Every line below that contains "phase" is to be copied.

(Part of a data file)

********************

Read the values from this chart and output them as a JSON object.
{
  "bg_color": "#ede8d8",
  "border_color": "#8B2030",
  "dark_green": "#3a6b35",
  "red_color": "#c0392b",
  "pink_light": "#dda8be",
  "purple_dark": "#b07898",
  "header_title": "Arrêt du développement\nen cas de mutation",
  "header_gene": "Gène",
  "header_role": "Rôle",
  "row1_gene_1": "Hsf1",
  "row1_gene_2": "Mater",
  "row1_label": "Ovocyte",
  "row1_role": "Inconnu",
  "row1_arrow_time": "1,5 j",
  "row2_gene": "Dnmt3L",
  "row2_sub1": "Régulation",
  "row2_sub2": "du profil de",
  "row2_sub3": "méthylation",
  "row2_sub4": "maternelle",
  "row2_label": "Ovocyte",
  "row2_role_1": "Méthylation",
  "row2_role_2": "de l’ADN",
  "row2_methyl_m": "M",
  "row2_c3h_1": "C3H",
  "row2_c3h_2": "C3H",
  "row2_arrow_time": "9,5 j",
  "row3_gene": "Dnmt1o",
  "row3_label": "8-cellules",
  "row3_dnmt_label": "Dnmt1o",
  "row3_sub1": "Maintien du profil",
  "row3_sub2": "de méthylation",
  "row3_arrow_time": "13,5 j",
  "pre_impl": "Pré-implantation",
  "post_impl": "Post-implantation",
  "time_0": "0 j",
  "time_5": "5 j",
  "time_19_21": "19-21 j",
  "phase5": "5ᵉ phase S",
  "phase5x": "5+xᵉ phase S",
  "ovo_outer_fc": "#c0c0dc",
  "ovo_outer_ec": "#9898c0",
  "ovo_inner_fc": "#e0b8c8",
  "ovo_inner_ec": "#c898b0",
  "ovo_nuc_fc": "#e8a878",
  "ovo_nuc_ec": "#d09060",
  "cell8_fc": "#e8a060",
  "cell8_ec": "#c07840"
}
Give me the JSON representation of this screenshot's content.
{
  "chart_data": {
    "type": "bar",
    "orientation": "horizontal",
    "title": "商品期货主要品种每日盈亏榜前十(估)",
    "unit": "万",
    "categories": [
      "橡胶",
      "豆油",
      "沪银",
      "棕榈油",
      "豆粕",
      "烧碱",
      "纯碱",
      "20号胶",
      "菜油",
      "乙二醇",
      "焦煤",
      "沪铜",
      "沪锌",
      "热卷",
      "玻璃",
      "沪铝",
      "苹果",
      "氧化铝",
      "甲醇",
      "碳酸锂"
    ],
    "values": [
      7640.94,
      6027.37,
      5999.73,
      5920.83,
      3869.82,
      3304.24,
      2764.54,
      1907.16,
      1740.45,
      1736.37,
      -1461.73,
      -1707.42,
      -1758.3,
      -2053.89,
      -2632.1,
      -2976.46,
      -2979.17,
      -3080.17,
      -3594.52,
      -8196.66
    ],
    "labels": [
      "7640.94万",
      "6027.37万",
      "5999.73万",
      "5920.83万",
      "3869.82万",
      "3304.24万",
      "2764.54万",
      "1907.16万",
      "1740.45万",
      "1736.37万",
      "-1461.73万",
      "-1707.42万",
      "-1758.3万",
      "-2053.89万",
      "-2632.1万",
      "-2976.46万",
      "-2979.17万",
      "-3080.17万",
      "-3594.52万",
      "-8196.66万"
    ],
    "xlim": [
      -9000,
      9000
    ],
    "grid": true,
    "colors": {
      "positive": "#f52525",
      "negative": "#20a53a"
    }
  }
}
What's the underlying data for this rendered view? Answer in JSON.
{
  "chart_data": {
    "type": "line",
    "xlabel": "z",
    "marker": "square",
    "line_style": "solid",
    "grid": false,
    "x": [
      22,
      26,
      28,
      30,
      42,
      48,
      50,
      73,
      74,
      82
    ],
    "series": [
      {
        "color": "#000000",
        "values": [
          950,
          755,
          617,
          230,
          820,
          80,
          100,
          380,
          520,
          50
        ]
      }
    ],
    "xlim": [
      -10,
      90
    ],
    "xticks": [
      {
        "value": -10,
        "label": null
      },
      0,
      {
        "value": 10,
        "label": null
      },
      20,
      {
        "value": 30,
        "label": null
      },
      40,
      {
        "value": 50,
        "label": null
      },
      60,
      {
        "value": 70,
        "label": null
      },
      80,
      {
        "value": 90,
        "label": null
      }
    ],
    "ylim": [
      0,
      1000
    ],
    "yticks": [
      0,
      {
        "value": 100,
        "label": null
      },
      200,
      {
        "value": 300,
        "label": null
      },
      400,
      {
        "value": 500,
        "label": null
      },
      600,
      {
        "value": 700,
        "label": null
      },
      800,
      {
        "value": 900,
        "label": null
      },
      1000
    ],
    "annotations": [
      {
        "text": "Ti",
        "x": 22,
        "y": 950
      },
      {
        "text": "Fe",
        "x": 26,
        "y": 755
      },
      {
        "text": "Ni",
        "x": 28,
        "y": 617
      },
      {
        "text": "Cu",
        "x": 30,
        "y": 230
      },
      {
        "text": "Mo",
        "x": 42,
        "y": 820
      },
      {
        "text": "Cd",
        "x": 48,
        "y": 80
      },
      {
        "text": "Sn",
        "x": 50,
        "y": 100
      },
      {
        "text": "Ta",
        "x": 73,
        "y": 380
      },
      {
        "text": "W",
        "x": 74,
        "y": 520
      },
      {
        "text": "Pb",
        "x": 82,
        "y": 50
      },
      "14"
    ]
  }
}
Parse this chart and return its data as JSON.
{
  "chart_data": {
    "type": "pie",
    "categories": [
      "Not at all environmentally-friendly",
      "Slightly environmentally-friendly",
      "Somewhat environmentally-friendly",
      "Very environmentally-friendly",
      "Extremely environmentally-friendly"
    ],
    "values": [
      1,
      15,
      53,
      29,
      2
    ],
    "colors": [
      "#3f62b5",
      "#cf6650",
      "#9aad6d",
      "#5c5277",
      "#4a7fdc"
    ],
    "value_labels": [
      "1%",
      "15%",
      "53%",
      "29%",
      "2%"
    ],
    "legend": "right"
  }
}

********************

▸ **Task result**
  "phase5": "5ᵉ phase S",
  "phase5x": "5+xᵉ phase S",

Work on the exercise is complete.